### Instructions to follow
Filter the records below and copy every line containing the word "ηmax".

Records
# # # #
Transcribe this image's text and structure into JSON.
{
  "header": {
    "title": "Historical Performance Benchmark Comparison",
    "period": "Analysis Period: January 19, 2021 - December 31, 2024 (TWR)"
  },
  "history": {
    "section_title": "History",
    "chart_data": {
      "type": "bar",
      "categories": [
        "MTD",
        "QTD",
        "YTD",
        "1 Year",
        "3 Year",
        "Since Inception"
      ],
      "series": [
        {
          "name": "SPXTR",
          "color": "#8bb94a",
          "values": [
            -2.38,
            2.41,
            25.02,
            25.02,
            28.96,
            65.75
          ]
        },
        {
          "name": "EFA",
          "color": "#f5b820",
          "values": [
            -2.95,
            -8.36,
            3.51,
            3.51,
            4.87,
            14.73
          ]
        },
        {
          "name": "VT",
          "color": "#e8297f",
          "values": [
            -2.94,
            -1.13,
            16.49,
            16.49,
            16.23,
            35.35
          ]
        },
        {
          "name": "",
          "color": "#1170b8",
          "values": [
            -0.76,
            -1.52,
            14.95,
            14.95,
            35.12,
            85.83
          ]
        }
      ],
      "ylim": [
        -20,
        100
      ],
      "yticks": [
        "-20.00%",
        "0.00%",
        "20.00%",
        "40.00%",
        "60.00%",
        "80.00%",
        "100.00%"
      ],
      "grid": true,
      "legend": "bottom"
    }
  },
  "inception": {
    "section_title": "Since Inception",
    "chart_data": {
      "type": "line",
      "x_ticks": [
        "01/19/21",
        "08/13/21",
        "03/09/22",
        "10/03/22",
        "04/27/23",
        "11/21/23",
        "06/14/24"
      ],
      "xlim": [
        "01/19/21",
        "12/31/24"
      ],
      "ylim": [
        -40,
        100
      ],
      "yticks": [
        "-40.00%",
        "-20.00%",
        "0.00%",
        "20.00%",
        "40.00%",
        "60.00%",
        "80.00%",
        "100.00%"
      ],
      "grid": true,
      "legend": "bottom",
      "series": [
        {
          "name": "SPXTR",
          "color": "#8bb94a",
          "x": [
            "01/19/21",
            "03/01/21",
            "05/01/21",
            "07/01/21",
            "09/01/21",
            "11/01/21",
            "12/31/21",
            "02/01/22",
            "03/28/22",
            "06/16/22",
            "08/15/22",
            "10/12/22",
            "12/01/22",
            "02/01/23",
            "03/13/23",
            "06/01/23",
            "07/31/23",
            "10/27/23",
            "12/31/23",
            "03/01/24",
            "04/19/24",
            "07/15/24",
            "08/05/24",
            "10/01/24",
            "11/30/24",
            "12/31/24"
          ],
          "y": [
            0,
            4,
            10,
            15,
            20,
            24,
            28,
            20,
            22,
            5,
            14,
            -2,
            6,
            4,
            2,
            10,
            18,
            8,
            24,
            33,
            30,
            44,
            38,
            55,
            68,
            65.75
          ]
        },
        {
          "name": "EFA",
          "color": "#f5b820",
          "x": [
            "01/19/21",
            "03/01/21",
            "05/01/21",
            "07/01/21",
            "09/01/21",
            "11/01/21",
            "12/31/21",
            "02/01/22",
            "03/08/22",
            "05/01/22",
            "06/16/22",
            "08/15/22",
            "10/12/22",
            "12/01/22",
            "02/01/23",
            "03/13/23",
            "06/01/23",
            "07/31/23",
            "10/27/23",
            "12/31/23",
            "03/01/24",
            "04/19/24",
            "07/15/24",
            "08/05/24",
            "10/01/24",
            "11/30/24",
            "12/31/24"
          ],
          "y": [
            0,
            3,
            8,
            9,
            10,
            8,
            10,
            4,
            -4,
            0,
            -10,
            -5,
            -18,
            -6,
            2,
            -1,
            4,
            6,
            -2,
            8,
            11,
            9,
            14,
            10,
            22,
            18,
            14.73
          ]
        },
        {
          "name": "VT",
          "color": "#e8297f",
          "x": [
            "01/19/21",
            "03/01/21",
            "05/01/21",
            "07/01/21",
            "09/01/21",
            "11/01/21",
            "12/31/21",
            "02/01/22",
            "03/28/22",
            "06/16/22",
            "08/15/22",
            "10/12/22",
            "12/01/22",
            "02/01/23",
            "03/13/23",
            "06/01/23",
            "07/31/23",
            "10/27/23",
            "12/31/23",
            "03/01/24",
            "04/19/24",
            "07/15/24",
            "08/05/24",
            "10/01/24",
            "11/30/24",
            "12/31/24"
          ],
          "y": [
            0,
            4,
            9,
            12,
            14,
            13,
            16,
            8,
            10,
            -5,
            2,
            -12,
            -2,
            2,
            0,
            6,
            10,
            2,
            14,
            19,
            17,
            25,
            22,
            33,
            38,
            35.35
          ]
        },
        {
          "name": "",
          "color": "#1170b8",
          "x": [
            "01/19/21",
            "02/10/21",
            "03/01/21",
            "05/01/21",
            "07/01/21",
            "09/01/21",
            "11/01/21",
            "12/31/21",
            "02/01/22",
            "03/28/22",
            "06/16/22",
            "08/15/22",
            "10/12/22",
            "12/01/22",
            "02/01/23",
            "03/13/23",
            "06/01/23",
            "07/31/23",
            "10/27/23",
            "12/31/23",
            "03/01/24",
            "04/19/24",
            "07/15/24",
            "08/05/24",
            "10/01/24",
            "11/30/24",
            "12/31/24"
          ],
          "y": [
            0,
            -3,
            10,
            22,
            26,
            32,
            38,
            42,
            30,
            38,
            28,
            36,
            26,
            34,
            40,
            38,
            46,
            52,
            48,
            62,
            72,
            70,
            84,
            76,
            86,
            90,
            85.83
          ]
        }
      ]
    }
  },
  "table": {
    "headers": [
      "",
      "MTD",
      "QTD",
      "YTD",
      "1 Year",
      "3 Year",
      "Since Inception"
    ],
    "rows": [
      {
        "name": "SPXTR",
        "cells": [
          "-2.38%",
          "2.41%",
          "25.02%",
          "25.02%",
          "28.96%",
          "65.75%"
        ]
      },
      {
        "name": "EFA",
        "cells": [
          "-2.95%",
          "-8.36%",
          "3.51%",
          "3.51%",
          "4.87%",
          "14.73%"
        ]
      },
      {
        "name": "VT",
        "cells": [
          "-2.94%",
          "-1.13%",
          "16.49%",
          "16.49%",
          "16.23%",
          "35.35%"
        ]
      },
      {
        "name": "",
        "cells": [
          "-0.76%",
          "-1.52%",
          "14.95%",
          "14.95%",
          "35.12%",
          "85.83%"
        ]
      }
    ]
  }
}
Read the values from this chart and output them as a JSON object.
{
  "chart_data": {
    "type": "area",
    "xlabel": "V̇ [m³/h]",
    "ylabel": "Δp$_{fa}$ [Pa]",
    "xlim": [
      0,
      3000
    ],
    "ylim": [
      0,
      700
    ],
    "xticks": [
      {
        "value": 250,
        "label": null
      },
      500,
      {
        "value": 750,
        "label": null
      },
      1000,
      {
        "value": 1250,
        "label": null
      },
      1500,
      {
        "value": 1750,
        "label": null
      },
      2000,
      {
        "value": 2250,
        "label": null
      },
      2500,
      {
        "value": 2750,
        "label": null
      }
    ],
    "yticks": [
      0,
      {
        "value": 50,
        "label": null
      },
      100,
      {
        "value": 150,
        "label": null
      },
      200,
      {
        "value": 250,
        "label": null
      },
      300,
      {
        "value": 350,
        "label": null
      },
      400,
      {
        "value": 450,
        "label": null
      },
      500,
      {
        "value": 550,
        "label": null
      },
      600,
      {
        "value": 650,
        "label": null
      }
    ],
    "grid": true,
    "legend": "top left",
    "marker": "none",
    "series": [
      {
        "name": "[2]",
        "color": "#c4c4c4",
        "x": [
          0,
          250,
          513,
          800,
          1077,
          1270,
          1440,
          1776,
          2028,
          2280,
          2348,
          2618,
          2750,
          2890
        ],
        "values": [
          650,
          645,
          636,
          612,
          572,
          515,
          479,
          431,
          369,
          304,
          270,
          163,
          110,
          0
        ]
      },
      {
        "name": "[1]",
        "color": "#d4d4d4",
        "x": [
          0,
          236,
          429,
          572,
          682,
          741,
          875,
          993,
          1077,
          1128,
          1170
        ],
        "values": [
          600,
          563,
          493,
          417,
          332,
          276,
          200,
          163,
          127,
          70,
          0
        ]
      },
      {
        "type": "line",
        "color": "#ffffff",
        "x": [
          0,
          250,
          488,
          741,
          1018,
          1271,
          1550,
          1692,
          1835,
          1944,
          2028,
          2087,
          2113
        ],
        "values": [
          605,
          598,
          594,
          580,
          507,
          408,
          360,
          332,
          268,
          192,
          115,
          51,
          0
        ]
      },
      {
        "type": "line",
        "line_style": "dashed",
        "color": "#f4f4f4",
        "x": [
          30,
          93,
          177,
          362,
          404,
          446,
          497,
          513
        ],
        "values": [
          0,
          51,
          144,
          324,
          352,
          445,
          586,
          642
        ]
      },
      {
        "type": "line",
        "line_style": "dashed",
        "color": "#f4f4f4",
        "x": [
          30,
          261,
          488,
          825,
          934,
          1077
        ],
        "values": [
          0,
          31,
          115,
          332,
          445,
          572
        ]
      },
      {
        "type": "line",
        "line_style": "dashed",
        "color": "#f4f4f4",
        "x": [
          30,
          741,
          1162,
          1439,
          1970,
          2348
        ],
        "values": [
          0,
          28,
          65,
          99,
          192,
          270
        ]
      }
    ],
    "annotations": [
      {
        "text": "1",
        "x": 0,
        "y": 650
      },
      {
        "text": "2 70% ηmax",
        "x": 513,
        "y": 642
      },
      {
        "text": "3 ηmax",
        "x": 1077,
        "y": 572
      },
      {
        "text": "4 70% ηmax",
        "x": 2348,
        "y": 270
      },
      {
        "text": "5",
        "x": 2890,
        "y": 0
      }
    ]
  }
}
# # # #
### Reply to the exercise
        "text": "2 70% ηmax",
        "text": "3 ηmax",
        "text": "4 70% ηmax",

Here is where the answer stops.